_Aim of the task_
Scan the records for the word "JSON". Copy each line that includes it.

** START Records provided **

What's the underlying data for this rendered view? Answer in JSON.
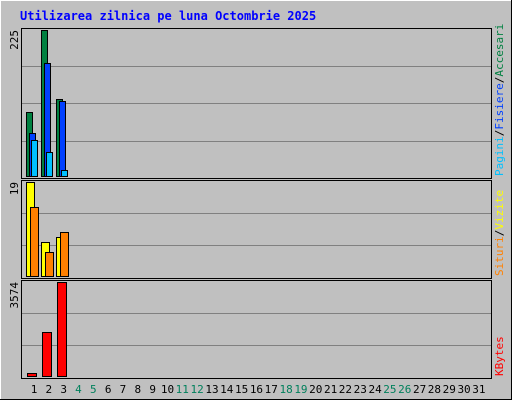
{
  "title": "Utilizarea zilnica pe luna Octombrie 2025",
  "colors": {
    "title": "#0000ff",
    "accesari": "#008040",
    "fisiere": "#0040ff",
    "pagini": "#00c0ff",
    "vizite": "#ffff00",
    "situri": "#ff8000",
    "kbytes": "#ff0000",
    "weekend_day": "#00805c",
    "normal_day": "#000000",
    "plot_bg": "#c0c0c0",
    "grid": "#808080"
  },
  "chart_data": {
    "type": "bar",
    "x": [
      "1",
      "2",
      "3",
      "4",
      "5",
      "6",
      "7",
      "8",
      "9",
      "10",
      "11",
      "12",
      "13",
      "14",
      "15",
      "16",
      "17",
      "18",
      "19",
      "20",
      "21",
      "22",
      "23",
      "24",
      "25",
      "26",
      "27",
      "28",
      "29",
      "30",
      "31"
    ],
    "weekend_days": [
      "4",
      "5",
      "11",
      "12",
      "18",
      "19",
      "25",
      "26"
    ],
    "panels": [
      {
        "id": "hits",
        "ymax_label": "225",
        "ymax": 225,
        "legend": [
          {
            "text": "Pagini",
            "color_key": "pagini"
          },
          {
            "text": "/",
            "color_key": "normal_day"
          },
          {
            "text": "Fisiere",
            "color_key": "fisiere"
          },
          {
            "text": "/",
            "color_key": "normal_day"
          },
          {
            "text": "Accesari",
            "color_key": "accesari"
          }
        ],
        "series": [
          {
            "name": "Accesari",
            "color_key": "accesari",
            "values": [
              100,
              225,
              120
            ]
          },
          {
            "name": "Fisiere",
            "color_key": "fisiere",
            "values": [
              68,
              175,
              117
            ]
          },
          {
            "name": "Pagini",
            "color_key": "pagini",
            "values": [
              57,
              38,
              11
            ]
          }
        ]
      },
      {
        "id": "visits",
        "ymax_label": "19",
        "ymax": 19,
        "legend": [
          {
            "text": "Situri",
            "color_key": "situri"
          },
          {
            "text": "/",
            "color_key": "normal_day"
          },
          {
            "text": "Vizite",
            "color_key": "vizite"
          }
        ],
        "series": [
          {
            "name": "Vizite",
            "color_key": "vizite",
            "values": [
              19,
              7,
              8
            ]
          },
          {
            "name": "Situri",
            "color_key": "situri",
            "values": [
              14,
              5,
              9
            ]
          }
        ]
      },
      {
        "id": "kbytes",
        "ymax_label": "3574",
        "ymax": 3574,
        "legend": [
          {
            "text": "KBytes",
            "color_key": "kbytes"
          }
        ],
        "series": [
          {
            "name": "KBytes",
            "color_key": "kbytes",
            "values": [
              144,
              1680,
              3574
            ]
          }
        ]
      }
    ]
  }
}
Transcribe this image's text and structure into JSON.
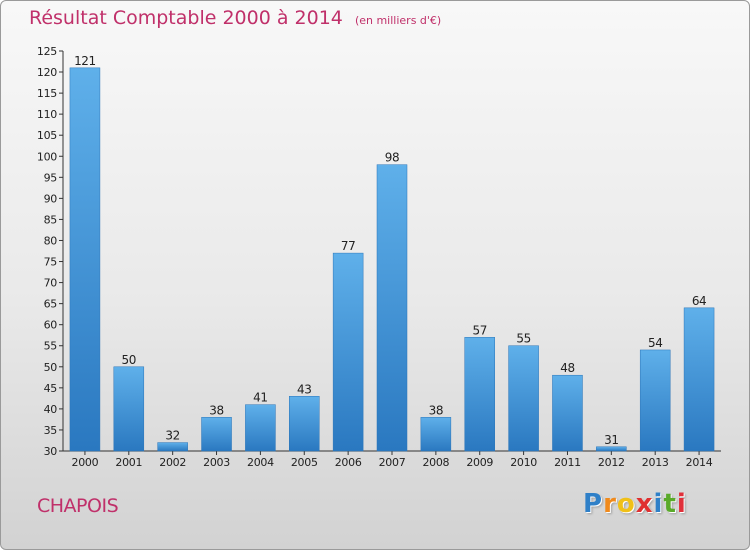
{
  "chart_data": {
    "type": "bar",
    "title": "Résultat Comptable 2000 à 2014",
    "subtitle": "(en milliers d'€)",
    "categories": [
      "2000",
      "2001",
      "2002",
      "2003",
      "2004",
      "2005",
      "2006",
      "2007",
      "2008",
      "2009",
      "2010",
      "2011",
      "2012",
      "2013",
      "2014"
    ],
    "values": [
      121,
      50,
      32,
      38,
      41,
      43,
      77,
      98,
      38,
      57,
      55,
      48,
      31,
      54,
      64
    ],
    "ylim": [
      30,
      125
    ],
    "yticks": [
      30,
      35,
      40,
      45,
      50,
      55,
      60,
      65,
      70,
      75,
      80,
      85,
      90,
      95,
      100,
      105,
      110,
      115,
      120,
      125
    ],
    "xlabel": "",
    "ylabel": "",
    "grid": false,
    "bar_color": "#3a8fd4"
  },
  "commune": "CHAPOIS",
  "logo": {
    "letters": [
      "P",
      "r",
      "o",
      "x",
      "i",
      "t",
      "i"
    ],
    "colors": [
      "#2f80c8",
      "#f08a1c",
      "#f0c018",
      "#e03030",
      "#2f80c8",
      "#5aaa2a",
      "#e0303a"
    ]
  }
}
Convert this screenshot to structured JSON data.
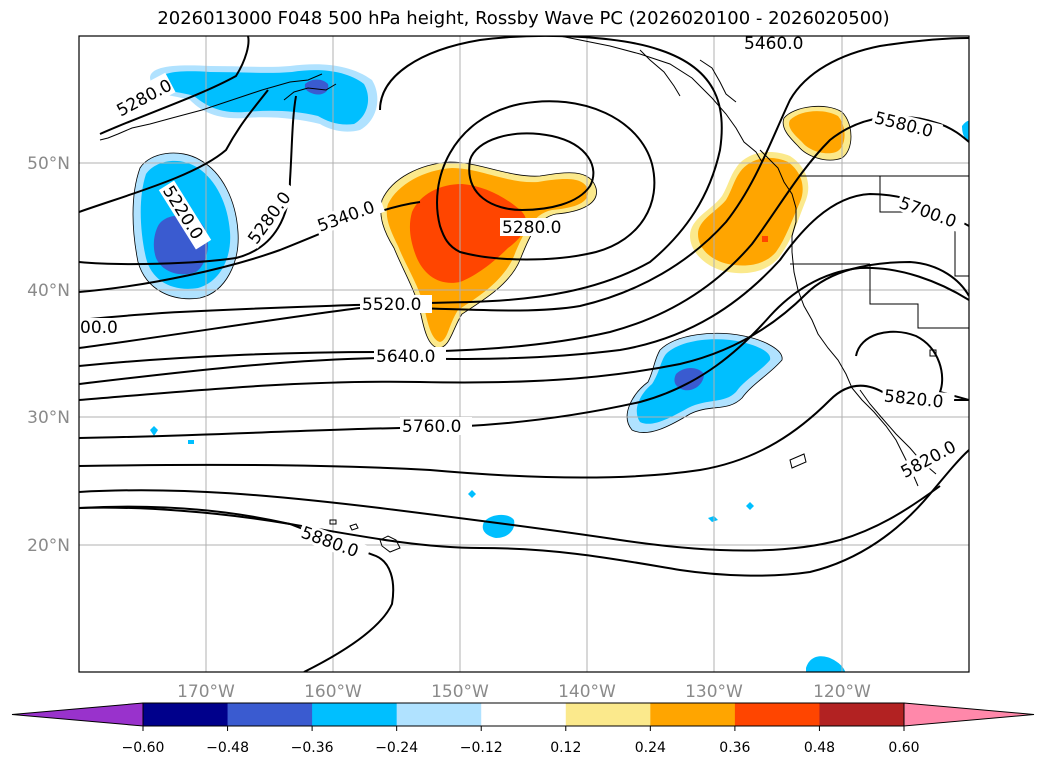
{
  "title": "2026013000 F048 500 hPa height, Rossby Wave PC (2026020100 - 2026020500)",
  "map": {
    "lon_labels": [
      "170°W",
      "160°W",
      "150°W",
      "140°W",
      "130°W",
      "120°W"
    ],
    "lat_labels": [
      "50°N",
      "40°N",
      "30°N",
      "20°N"
    ]
  },
  "contour_labels": {
    "c1": "5280.0",
    "c2": "5460.0",
    "c3": "5580.0",
    "c4": "5220.0",
    "c5": "5280.0",
    "c6": "5340.0",
    "c7": "5280.0",
    "c8": "5700.0",
    "c9": "5520.0",
    "c10": "00.0",
    "c11": "5640.0",
    "c12": "5820.0",
    "c13": "5760.0",
    "c14": "5820.0",
    "c15": "5880.0"
  },
  "colorbar": {
    "ticks": [
      "−0.60",
      "−0.48",
      "−0.36",
      "−0.24",
      "−0.12",
      "0.12",
      "0.24",
      "0.36",
      "0.48",
      "0.60"
    ],
    "colors": [
      "#9932cc",
      "#00008b",
      "#3a5bd0",
      "#00bfff",
      "#b0e2ff",
      "#ffffff",
      "#fbe98c",
      "#ffa500",
      "#ff4500",
      "#b22222",
      "#ff88aa"
    ]
  }
}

** END Records provided **

_Response to this exercise_
What's the underlying data for this rendered view? Answer in JSON.
Transcribe this image's text and structure into JSON.
Convert this screenshot to structured JSON data.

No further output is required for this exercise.